Collected data entries:
|---|

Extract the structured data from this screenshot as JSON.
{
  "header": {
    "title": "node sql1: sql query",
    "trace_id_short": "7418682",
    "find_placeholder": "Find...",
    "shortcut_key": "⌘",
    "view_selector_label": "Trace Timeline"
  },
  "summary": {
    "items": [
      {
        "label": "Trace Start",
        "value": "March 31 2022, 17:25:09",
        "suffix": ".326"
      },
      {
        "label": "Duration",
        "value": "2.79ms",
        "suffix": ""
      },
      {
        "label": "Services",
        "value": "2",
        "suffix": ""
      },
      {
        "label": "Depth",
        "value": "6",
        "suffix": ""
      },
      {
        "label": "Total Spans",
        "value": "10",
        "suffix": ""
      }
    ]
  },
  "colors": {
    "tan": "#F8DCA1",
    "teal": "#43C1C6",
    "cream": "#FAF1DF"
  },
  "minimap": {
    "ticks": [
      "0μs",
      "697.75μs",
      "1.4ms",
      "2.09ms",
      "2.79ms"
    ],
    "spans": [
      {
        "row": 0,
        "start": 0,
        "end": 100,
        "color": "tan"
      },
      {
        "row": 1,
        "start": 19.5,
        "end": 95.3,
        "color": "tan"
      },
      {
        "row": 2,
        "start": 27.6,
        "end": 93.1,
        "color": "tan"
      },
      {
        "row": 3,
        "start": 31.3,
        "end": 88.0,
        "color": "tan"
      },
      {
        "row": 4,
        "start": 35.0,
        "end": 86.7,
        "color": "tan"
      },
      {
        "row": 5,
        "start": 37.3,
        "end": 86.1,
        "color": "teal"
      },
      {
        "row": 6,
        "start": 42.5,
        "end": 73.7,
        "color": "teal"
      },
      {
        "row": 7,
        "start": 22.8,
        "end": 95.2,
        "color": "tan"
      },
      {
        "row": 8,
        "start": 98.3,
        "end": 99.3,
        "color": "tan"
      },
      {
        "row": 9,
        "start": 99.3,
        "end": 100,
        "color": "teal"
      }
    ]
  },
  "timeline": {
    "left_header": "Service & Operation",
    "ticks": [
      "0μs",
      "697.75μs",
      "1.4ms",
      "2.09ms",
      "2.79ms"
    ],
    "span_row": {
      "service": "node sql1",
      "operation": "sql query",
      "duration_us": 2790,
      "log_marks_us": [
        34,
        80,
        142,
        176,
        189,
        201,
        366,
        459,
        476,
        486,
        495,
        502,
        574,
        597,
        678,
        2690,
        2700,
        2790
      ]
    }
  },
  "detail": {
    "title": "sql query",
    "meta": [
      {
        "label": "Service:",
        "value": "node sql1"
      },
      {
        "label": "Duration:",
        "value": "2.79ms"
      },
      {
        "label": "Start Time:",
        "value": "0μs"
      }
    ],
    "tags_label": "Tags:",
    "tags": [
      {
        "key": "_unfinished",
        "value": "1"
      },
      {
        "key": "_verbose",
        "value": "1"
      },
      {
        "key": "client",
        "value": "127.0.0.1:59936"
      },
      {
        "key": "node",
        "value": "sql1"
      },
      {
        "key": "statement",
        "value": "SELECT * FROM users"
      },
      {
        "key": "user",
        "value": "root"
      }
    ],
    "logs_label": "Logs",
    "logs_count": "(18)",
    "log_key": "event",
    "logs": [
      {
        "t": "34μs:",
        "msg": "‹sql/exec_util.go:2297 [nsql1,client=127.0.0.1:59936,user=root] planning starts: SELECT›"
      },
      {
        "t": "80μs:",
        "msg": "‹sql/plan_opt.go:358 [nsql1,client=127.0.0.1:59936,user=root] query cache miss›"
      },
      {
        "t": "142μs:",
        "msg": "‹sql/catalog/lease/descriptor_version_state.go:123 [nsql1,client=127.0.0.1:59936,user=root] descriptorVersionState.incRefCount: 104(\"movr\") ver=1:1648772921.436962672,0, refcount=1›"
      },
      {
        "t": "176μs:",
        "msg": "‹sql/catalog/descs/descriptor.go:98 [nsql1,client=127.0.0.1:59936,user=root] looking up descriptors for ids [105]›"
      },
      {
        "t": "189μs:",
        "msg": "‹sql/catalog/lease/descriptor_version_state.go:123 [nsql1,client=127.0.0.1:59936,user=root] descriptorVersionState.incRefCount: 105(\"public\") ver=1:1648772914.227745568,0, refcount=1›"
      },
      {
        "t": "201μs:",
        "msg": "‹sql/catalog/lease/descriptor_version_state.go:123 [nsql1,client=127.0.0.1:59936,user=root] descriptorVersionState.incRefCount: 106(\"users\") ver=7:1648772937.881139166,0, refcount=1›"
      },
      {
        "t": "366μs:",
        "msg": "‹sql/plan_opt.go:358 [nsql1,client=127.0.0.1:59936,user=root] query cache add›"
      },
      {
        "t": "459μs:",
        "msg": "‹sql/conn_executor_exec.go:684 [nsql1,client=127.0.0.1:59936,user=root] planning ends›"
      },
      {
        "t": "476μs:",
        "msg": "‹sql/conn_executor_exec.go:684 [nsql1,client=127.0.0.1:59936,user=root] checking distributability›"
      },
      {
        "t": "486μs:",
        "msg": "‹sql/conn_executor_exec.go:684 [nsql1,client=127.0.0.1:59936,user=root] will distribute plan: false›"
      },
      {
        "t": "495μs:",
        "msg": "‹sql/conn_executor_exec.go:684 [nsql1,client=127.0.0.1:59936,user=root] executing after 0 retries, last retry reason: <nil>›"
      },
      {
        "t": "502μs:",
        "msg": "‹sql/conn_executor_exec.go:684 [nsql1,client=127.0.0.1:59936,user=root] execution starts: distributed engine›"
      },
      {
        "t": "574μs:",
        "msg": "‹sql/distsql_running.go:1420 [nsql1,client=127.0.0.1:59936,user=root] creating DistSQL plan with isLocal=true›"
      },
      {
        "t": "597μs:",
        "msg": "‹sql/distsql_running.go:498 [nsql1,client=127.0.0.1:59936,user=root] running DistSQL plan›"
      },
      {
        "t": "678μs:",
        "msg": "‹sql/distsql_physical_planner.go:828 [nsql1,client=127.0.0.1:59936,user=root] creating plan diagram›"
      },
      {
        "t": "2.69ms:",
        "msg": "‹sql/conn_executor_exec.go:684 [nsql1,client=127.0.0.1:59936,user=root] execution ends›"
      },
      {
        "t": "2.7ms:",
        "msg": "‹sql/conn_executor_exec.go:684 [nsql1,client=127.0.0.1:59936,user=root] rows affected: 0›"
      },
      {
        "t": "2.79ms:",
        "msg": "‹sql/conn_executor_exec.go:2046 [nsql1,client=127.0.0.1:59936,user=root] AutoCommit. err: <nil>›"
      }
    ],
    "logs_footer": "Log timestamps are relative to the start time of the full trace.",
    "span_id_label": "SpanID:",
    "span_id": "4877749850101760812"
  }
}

|---|

Repeat every line of the data, exactly and in full.

Extract the structured data from this screenshot as JSON.
{
  "header": {
    "title": "node sql1: sql query",
    "trace_id_short": "7418682",
    "find_placeholder": "Find...",
    "shortcut_key": "⌘",
    "view_selector_label": "Trace Timeline"
  },
  "summary": {
    "items": [
      {
        "label": "Trace Start",
        "value": "March 31 2022, 17:25:09",
        "suffix": ".326"
      },
      {
        "label": "Duration",
        "value": "2.79ms",
        "suffix": ""
      },
      {
        "label": "Services",
        "value": "2",
        "suffix": ""
      },
      {
        "label": "Depth",
        "value": "6",
        "suffix": ""
      },
      {
        "label": "Total Spans",
        "value": "10",
        "suffix": ""
      }
    ]
  },
  "colors": {
    "tan": "#F8DCA1",
    "teal": "#43C1C6",
    "cream": "#FAF1DF"
  },
  "minimap": {
    "ticks": [
      "0μs",
      "697.75μs",
      "1.4ms",
      "2.09ms",
      "2.79ms"
    ],
    "spans": [
      {
        "row": 0,
        "start": 0,
        "end": 100,
        "color": "tan"
      },
      {
        "row": 1,
        "start": 19.5,
        "end": 95.3,
        "color": "tan"
      },
      {
        "row": 2,
        "start": 27.6,
        "end": 93.1,
        "color": "tan"
      },
      {
        "row": 3,
        "start": 31.3,
        "end": 88.0,
        "color": "tan"
      },
      {
        "row": 4,
        "start": 35.0,
        "end": 86.7,
        "color": "tan"
      },
      {
        "row": 5,
        "start": 37.3,
        "end": 86.1,
        "color": "teal"
      },
      {
        "row": 6,
        "start": 42.5,
        "end": 73.7,
        "color": "teal"
      },
      {
        "row": 7,
        "start": 22.8,
        "end": 95.2,
        "color": "tan"
      },
      {
        "row": 8,
        "start": 98.3,
        "end": 99.3,
        "color": "tan"
      },
      {
        "row": 9,
        "start": 99.3,
        "end": 100,
        "color": "teal"
      }
    ]
  },
  "timeline": {
    "left_header": "Service & Operation",
    "ticks": [
      "0μs",
      "697.75μs",
      "1.4ms",
      "2.09ms",
      "2.79ms"
    ],
    "span_row": {
      "service": "node sql1",
      "operation": "sql query",
      "duration_us": 2790,
      "log_marks_us": [
        34,
        80,
        142,
        176,
        189,
        201,
        366,
        459,
        476,
        486,
        495,
        502,
        574,
        597,
        678,
        2690,
        2700,
        2790
      ]
    }
  },
  "detail": {
    "title": "sql query",
    "meta": [
      {
        "label": "Service:",
        "value": "node sql1"
      },
      {
        "label": "Duration:",
        "value": "2.79ms"
      },
      {
        "label": "Start Time:",
        "value": "0μs"
      }
    ],
    "tags_label": "Tags:",
    "tags": [
      {
        "key": "_unfinished",
        "value": "1"
      },
      {
        "key": "_verbose",
        "value": "1"
      },
      {
        "key": "client",
        "value": "127.0.0.1:59936"
      },
      {
        "key": "node",
        "value": "sql1"
      },
      {
        "key": "statement",
        "value": "SELECT * FROM users"
      },
      {
        "key": "user",
        "value": "root"
      }
    ],
    "logs_label": "Logs",
    "logs_count": "(18)",
    "log_key": "event",
    "logs": [
      {
        "t": "34μs:",
        "msg": "‹sql/exec_util.go:2297 [nsql1,client=127.0.0.1:59936,user=root] planning starts: SELECT›"
      },
      {
        "t": "80μs:",
        "msg": "‹sql/plan_opt.go:358 [nsql1,client=127.0.0.1:59936,user=root] query cache miss›"
      },
      {
        "t": "142μs:",
        "msg": "‹sql/catalog/lease/descriptor_version_state.go:123 [nsql1,client=127.0.0.1:59936,user=root] descriptorVersionState.incRefCount: 104(\"movr\") ver=1:1648772921.436962672,0, refcount=1›"
      },
      {
        "t": "176μs:",
        "msg": "‹sql/catalog/descs/descriptor.go:98 [nsql1,client=127.0.0.1:59936,user=root] looking up descriptors for ids [105]›"
      },
      {
        "t": "189μs:",
        "msg": "‹sql/catalog/lease/descriptor_version_state.go:123 [nsql1,client=127.0.0.1:59936,user=root] descriptorVersionState.incRefCount: 105(\"public\") ver=1:1648772914.227745568,0, refcount=1›"
      },
      {
        "t": "201μs:",
        "msg": "‹sql/catalog/lease/descriptor_version_state.go:123 [nsql1,client=127.0.0.1:59936,user=root] descriptorVersionState.incRefCount: 106(\"users\") ver=7:1648772937.881139166,0, refcount=1›"
      },
      {
        "t": "366μs:",
        "msg": "‹sql/plan_opt.go:358 [nsql1,client=127.0.0.1:59936,user=root] query cache add›"
      },
      {
        "t": "459μs:",
        "msg": "‹sql/conn_executor_exec.go:684 [nsql1,client=127.0.0.1:59936,user=root] planning ends›"
      },
      {
        "t": "476μs:",
        "msg": "‹sql/conn_executor_exec.go:684 [nsql1,client=127.0.0.1:59936,user=root] checking distributability›"
      },
      {
        "t": "486μs:",
        "msg": "‹sql/conn_executor_exec.go:684 [nsql1,client=127.0.0.1:59936,user=root] will distribute plan: false›"
      },
      {
        "t": "495μs:",
        "msg": "‹sql/conn_executor_exec.go:684 [nsql1,client=127.0.0.1:59936,user=root] executing after 0 retries, last retry reason: <nil>›"
      },
      {
        "t": "502μs:",
        "msg": "‹sql/conn_executor_exec.go:684 [nsql1,client=127.0.0.1:59936,user=root] execution starts: distributed engine›"
      },
      {
        "t": "574μs:",
        "msg": "‹sql/distsql_running.go:1420 [nsql1,client=127.0.0.1:59936,user=root] creating DistSQL plan with isLocal=true›"
      },
      {
        "t": "597μs:",
        "msg": "‹sql/distsql_running.go:498 [nsql1,client=127.0.0.1:59936,user=root] running DistSQL plan›"
      },
      {
        "t": "678μs:",
        "msg": "‹sql/distsql_physical_planner.go:828 [nsql1,client=127.0.0.1:59936,user=root] creating plan diagram›"
      },
      {
        "t": "2.69ms:",
        "msg": "‹sql/conn_executor_exec.go:684 [nsql1,client=127.0.0.1:59936,user=root] execution ends›"
      },
      {
        "t": "2.7ms:",
        "msg": "‹sql/conn_executor_exec.go:684 [nsql1,client=127.0.0.1:59936,user=root] rows affected: 0›"
      },
      {
        "t": "2.79ms:",
        "msg": "‹sql/conn_executor_exec.go:2046 [nsql1,client=127.0.0.1:59936,user=root] AutoCommit. err: <nil>›"
      }
    ],
    "logs_footer": "Log timestamps are relative to the start time of the full trace.",
    "span_id_label": "SpanID:",
    "span_id": "4877749850101760812"
  }
}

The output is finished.